RECORDS FOR THE TASK —
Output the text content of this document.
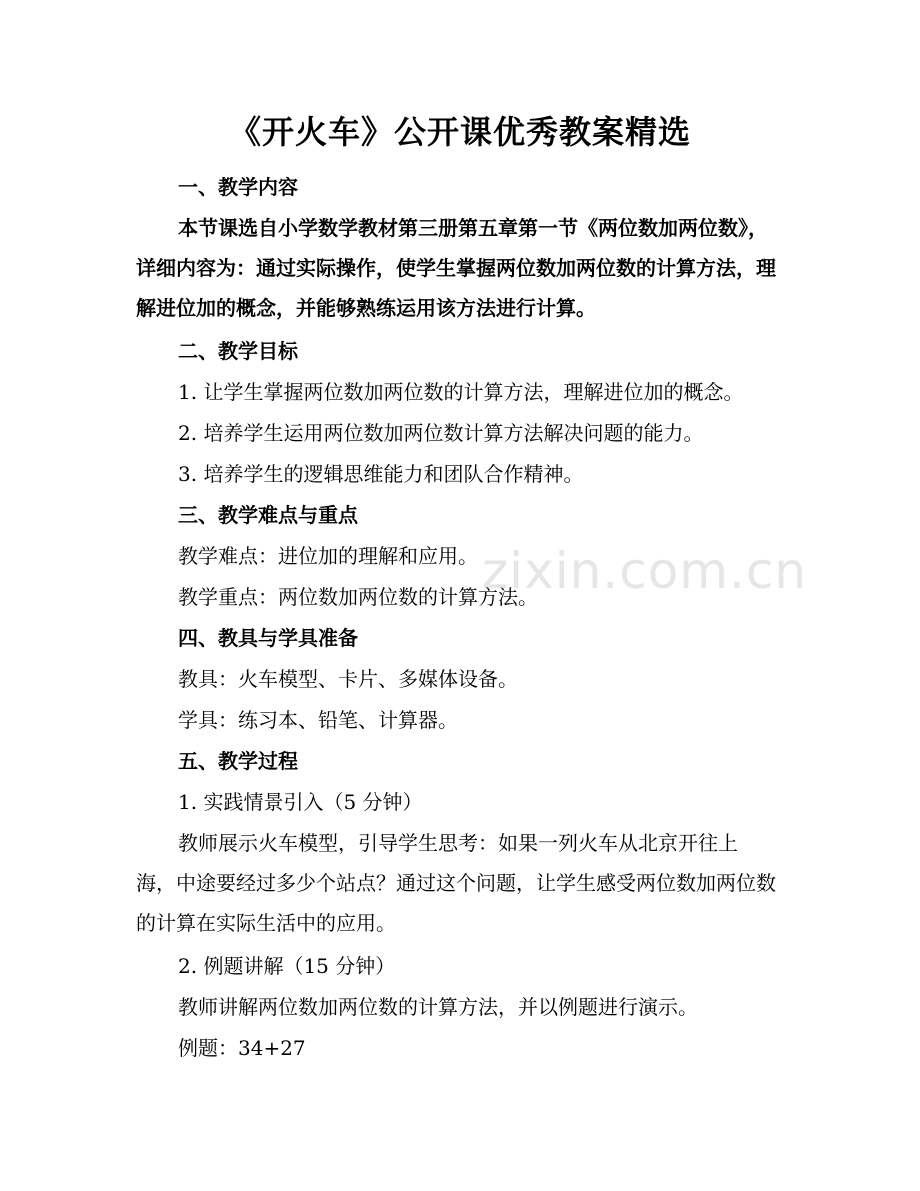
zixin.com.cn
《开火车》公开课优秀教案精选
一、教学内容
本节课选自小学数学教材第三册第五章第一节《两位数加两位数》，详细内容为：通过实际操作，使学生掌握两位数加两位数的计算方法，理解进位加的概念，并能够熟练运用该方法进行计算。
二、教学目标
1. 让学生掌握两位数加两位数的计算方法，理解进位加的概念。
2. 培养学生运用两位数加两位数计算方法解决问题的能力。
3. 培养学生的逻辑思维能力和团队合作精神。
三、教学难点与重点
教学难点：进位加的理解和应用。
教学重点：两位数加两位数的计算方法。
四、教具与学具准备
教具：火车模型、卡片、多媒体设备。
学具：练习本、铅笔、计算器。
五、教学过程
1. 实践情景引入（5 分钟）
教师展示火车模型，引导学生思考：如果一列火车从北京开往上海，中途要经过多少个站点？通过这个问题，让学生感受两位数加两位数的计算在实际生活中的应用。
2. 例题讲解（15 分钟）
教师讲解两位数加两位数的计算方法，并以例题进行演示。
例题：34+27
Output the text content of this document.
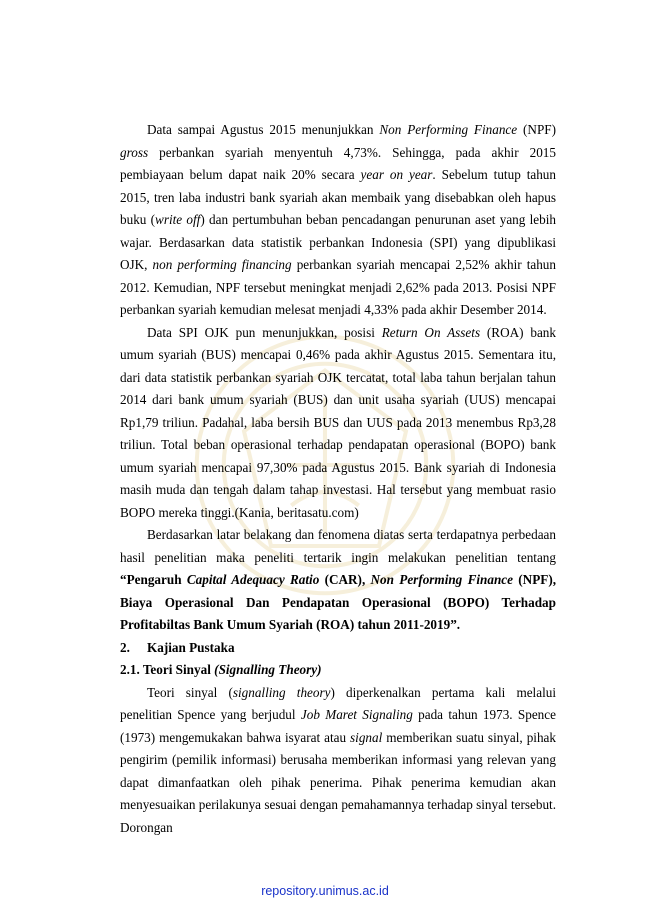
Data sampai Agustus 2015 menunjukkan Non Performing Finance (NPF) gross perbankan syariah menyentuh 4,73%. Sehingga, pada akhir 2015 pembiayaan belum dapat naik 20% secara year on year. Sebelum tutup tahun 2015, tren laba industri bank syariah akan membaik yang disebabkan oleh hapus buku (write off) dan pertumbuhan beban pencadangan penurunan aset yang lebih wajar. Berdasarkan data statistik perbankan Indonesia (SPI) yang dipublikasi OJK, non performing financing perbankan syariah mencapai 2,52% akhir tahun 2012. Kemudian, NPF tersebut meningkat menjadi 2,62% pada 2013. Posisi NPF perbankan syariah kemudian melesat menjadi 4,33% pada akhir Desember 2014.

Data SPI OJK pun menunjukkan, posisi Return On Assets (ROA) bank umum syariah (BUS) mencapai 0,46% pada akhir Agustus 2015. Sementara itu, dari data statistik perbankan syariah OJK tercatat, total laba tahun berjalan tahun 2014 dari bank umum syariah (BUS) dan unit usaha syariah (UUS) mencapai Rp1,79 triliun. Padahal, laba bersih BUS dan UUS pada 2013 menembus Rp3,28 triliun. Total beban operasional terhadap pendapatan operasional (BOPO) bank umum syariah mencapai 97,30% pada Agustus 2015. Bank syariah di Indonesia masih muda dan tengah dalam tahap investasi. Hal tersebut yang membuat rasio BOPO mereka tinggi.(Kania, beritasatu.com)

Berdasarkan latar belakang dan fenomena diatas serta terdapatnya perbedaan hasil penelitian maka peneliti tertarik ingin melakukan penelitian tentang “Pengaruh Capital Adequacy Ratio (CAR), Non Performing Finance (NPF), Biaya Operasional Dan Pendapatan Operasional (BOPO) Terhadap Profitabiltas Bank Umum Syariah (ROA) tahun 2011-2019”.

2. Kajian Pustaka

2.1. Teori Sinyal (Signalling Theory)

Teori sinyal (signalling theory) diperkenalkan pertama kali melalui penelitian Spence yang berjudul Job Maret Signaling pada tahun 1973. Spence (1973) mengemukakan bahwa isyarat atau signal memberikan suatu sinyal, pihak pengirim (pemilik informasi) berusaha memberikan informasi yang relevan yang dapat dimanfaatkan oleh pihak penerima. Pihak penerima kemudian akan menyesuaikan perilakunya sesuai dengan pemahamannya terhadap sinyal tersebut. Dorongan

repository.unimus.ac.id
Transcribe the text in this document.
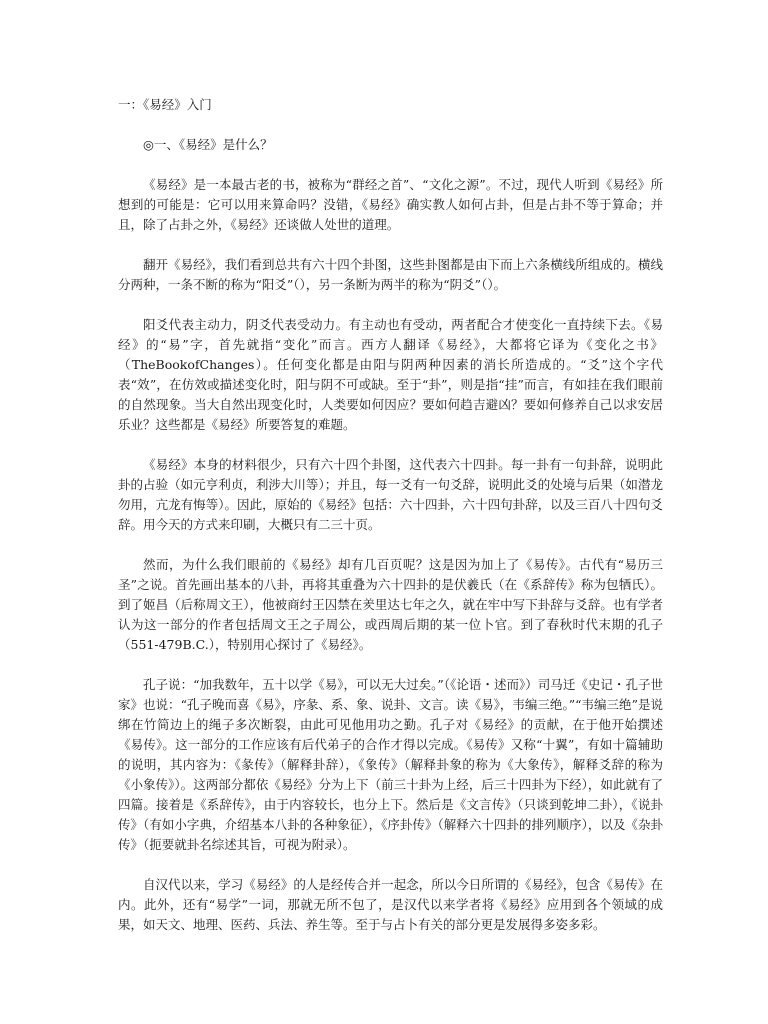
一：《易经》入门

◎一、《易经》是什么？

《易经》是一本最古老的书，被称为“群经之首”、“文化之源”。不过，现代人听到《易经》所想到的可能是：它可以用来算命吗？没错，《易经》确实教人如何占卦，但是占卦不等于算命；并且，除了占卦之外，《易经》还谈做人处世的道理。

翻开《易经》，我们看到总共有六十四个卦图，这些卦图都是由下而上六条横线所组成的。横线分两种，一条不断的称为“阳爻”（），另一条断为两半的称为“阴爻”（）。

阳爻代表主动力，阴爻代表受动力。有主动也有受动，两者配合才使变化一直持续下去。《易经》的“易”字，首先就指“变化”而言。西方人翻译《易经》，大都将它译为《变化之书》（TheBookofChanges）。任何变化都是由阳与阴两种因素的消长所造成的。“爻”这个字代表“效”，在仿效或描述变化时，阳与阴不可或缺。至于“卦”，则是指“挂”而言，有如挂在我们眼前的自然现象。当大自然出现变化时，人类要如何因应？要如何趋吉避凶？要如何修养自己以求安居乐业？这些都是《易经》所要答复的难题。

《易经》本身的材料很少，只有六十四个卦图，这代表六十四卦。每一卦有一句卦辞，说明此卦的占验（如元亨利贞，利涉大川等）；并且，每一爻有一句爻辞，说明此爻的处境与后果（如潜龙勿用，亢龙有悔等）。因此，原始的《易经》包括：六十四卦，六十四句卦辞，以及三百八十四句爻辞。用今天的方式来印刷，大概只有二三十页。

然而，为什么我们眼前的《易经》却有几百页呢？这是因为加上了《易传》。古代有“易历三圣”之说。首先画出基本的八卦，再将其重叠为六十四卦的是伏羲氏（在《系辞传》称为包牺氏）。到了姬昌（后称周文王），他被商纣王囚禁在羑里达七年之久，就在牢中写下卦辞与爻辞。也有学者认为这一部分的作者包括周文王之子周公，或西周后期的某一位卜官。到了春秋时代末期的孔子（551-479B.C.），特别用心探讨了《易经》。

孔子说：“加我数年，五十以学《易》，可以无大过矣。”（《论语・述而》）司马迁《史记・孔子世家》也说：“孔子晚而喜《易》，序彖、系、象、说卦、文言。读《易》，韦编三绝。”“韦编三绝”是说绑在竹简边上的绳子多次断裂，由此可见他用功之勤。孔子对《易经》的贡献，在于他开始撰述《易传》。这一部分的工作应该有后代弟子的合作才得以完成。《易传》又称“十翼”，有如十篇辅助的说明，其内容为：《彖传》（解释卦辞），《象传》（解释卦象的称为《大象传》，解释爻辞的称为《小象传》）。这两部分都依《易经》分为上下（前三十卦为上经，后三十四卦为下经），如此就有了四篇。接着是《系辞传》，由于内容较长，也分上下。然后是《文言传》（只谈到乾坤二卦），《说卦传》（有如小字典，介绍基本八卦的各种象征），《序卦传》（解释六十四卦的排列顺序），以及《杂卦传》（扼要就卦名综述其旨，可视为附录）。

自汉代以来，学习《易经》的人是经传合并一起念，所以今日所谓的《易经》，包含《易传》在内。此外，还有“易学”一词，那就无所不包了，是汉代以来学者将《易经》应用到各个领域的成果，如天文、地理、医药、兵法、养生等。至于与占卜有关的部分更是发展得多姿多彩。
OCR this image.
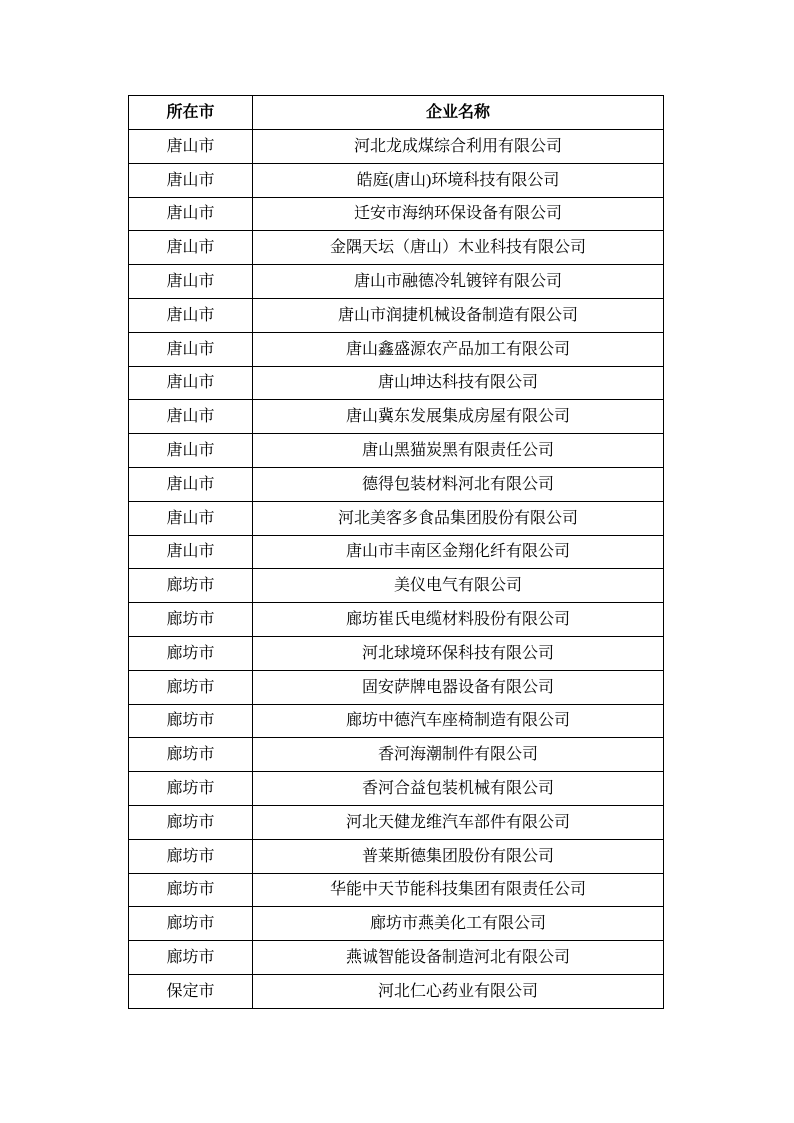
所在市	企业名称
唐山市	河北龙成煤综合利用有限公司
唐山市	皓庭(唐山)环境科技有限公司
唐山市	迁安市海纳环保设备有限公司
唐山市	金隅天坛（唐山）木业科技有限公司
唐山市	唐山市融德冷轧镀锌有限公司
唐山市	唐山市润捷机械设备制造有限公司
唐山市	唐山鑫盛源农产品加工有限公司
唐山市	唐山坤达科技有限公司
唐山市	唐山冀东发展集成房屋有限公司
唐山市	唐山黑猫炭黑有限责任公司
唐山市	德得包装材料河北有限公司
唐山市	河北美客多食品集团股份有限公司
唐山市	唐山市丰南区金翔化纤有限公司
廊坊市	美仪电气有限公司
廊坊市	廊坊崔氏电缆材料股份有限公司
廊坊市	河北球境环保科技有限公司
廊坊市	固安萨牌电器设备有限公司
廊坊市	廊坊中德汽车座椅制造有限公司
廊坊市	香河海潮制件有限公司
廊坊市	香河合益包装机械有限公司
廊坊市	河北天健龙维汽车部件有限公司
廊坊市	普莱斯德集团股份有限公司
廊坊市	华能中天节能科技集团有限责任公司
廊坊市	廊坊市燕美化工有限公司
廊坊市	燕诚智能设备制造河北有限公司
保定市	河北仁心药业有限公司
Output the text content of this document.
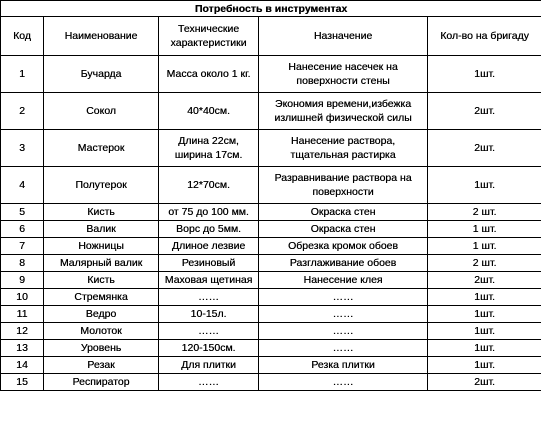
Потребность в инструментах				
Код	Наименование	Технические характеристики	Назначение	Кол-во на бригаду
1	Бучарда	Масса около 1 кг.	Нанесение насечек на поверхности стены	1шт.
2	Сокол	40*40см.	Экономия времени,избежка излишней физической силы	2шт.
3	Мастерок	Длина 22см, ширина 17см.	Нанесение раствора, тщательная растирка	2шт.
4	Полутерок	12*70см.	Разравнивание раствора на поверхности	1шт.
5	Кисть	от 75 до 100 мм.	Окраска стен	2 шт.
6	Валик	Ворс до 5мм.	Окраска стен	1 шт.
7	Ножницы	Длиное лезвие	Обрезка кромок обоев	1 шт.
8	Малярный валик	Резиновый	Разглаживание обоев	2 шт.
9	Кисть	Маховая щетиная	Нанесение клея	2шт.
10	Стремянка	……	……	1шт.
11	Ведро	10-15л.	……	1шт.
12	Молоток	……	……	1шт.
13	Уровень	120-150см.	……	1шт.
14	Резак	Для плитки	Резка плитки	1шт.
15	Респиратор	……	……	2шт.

TO DO — Copy out every line from the records that has the word "Кисть".

COMPLETE OUTPUT —
5	Кисть	от 75 до 100 мм.	Окраска стен	2 шт.
9	Кисть	Маховая щетиная	Нанесение клея	2шт.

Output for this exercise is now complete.